▶ _Problem requirements_:
Please copy every line of the records below that holds the word "иглу".

>> Begin Stored data

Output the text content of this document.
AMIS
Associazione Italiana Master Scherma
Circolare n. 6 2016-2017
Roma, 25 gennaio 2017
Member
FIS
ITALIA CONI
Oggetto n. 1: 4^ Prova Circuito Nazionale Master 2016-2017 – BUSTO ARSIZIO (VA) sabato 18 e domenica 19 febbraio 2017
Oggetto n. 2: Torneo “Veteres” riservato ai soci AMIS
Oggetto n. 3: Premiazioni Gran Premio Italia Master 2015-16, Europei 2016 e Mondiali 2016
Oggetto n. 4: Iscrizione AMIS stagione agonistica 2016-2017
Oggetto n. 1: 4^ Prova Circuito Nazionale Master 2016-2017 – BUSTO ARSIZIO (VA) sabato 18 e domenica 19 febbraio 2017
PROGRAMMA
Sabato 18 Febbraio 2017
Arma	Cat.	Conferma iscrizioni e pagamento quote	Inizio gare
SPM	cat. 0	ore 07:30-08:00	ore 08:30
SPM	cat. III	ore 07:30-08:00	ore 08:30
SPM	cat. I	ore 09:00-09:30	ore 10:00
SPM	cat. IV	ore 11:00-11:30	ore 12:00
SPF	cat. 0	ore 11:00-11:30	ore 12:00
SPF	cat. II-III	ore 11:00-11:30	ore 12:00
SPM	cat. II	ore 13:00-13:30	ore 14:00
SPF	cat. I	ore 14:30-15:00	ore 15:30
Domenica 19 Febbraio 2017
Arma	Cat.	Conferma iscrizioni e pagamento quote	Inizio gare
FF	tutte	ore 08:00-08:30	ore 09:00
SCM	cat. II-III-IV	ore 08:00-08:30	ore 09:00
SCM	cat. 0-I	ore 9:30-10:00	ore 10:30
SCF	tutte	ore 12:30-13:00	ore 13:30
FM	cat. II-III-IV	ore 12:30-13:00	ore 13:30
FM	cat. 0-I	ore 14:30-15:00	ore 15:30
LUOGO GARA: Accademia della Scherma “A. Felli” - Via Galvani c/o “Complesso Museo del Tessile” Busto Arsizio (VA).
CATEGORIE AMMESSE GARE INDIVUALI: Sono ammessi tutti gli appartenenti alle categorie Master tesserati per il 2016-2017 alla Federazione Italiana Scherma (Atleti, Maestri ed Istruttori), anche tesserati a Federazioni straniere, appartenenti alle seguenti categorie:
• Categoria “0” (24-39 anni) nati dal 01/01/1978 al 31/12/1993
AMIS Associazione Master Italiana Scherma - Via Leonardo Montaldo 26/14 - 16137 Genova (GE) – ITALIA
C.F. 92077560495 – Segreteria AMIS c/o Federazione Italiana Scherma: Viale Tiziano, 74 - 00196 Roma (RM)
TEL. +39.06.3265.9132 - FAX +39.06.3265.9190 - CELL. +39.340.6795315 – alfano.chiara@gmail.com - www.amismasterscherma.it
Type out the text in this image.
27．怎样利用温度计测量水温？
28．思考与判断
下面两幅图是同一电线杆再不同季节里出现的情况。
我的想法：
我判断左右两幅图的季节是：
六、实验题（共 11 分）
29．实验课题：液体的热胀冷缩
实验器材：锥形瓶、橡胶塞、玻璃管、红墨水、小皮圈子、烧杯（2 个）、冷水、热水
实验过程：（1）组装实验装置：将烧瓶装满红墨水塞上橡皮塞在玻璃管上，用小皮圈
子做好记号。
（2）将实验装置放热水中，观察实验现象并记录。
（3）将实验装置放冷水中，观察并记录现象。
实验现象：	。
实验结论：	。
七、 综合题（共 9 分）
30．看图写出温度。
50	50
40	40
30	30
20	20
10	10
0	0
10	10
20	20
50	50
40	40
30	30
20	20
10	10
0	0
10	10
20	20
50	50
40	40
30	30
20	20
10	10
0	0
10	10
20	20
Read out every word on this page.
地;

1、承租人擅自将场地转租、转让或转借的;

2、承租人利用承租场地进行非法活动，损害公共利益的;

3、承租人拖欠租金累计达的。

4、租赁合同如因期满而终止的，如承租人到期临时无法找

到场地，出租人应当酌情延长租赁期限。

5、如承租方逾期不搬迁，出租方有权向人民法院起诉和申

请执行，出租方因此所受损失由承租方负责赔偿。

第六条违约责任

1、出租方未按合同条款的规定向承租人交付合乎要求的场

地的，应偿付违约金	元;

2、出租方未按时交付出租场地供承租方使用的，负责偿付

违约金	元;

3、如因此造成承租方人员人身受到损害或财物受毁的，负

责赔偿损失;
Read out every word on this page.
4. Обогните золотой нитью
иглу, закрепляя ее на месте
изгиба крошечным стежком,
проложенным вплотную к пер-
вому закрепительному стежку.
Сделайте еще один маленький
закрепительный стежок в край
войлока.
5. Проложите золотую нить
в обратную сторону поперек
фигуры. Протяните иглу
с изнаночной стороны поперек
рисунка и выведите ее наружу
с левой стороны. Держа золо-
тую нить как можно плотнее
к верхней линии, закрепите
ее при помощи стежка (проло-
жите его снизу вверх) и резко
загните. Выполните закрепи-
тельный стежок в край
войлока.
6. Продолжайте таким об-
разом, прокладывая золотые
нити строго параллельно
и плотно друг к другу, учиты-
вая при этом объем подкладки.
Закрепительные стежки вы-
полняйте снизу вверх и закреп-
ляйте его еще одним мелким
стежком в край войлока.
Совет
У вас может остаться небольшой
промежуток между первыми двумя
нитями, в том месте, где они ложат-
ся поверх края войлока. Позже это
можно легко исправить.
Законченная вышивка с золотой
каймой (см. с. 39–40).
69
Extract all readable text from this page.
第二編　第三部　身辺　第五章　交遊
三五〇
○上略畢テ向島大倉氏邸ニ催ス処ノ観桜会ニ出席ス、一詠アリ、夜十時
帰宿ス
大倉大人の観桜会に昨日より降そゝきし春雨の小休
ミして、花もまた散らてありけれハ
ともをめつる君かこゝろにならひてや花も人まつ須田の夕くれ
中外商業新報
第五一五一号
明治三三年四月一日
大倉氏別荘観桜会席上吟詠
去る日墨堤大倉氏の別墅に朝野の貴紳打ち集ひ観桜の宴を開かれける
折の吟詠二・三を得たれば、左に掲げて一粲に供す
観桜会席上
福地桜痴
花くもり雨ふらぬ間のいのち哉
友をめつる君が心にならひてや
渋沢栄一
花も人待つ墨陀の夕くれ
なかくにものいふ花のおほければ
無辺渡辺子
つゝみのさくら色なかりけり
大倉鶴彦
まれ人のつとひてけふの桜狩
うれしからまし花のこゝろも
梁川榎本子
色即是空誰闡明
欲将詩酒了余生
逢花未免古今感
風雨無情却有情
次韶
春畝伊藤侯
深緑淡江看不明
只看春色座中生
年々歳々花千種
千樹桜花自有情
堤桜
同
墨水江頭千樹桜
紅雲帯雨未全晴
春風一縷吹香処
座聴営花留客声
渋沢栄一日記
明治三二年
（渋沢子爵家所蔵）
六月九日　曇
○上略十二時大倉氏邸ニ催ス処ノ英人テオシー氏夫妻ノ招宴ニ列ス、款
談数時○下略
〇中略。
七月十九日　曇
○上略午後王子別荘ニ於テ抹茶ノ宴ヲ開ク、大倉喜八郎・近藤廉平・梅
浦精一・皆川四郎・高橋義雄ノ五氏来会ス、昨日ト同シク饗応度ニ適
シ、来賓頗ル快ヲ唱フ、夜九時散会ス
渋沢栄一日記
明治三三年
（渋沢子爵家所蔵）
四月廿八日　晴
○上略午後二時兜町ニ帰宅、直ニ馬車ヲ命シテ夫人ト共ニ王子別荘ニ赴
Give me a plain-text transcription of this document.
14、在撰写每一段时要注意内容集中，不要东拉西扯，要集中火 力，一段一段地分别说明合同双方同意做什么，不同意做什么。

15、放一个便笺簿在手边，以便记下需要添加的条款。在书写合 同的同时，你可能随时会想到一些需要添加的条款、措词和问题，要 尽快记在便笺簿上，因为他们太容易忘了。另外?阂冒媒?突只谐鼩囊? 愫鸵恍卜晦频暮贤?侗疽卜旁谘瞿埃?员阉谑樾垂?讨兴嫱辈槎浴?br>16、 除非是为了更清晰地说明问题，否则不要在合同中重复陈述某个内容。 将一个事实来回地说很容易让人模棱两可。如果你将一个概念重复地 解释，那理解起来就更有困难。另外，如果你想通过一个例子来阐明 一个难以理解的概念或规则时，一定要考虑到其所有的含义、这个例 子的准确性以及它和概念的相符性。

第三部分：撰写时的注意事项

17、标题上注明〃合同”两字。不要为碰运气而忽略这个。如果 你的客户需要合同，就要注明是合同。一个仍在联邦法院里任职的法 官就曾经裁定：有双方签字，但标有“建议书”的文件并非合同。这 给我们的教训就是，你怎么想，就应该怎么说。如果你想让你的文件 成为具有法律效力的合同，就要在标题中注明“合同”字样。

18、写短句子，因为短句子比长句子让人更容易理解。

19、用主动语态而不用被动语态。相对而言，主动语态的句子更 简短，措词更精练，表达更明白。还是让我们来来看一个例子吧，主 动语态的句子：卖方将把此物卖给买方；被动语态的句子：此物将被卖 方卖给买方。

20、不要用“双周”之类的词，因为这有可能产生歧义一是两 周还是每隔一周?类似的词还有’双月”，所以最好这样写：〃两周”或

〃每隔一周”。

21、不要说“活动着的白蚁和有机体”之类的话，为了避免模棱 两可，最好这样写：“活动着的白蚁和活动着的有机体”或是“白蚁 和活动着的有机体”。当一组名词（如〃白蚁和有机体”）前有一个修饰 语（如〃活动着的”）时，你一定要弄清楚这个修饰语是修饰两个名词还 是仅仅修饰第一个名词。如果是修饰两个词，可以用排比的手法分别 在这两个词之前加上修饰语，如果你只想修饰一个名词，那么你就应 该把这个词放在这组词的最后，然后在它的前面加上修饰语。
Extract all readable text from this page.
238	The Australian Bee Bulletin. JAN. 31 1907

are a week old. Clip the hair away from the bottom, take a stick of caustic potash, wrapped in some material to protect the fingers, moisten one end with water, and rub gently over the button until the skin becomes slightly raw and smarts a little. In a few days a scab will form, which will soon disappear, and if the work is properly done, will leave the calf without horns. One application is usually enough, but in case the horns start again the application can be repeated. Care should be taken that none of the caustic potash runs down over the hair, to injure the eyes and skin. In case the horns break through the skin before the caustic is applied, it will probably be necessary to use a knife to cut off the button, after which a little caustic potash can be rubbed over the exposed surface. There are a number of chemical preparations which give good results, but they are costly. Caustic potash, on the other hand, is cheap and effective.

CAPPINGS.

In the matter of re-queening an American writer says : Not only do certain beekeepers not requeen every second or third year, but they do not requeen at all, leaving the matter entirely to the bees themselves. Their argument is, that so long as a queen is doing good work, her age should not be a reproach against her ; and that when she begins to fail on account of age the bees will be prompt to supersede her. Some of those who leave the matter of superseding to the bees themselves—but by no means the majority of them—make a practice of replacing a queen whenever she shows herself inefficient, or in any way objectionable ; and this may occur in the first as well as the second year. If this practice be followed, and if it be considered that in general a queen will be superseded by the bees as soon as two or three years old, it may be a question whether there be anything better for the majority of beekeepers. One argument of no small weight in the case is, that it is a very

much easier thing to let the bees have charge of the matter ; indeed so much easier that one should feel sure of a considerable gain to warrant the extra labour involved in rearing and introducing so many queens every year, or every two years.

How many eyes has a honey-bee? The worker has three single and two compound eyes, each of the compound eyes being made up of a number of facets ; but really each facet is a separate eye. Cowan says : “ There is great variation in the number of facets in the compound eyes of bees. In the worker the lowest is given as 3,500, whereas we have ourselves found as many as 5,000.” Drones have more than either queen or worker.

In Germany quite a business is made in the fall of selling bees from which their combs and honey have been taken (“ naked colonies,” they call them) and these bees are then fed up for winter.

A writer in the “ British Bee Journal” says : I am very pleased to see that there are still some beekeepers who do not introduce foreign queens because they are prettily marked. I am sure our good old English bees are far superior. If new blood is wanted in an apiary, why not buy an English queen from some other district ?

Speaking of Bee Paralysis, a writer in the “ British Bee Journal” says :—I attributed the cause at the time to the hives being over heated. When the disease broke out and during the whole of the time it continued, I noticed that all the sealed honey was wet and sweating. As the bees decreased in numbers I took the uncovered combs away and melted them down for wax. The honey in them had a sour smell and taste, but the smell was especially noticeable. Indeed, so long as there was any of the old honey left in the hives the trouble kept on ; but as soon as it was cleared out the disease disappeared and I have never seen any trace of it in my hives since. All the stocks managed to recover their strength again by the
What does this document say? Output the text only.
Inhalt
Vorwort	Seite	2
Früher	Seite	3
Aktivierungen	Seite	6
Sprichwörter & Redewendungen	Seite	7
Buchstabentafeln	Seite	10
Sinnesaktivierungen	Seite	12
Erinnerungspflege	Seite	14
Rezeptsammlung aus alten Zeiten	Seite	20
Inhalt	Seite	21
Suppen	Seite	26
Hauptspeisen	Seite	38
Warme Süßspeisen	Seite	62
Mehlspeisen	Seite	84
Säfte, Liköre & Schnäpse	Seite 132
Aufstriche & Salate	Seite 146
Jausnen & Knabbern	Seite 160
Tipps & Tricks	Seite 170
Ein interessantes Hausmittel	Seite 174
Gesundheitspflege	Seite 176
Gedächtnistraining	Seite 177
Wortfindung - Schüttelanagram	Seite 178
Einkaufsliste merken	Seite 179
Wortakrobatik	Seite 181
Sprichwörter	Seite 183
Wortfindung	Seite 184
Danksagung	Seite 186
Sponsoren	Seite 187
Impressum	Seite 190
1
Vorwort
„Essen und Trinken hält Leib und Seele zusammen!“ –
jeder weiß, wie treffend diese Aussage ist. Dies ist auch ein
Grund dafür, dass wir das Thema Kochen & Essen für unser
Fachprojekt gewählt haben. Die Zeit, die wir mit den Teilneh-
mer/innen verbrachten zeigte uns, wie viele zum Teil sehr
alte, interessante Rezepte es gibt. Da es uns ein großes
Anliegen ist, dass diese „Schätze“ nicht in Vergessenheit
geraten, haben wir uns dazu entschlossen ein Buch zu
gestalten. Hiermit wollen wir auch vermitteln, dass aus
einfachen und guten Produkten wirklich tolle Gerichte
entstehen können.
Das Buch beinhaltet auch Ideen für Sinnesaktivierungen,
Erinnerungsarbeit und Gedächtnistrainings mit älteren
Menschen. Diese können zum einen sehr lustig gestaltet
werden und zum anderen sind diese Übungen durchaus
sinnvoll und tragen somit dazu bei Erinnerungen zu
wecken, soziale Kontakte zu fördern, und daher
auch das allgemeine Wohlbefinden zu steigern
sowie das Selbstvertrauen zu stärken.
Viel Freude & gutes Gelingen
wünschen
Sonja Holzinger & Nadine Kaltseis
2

>> End Stored data

▶ _Result below_:
иглу, закрепляя ее на месте
фигуры. Протяните иглу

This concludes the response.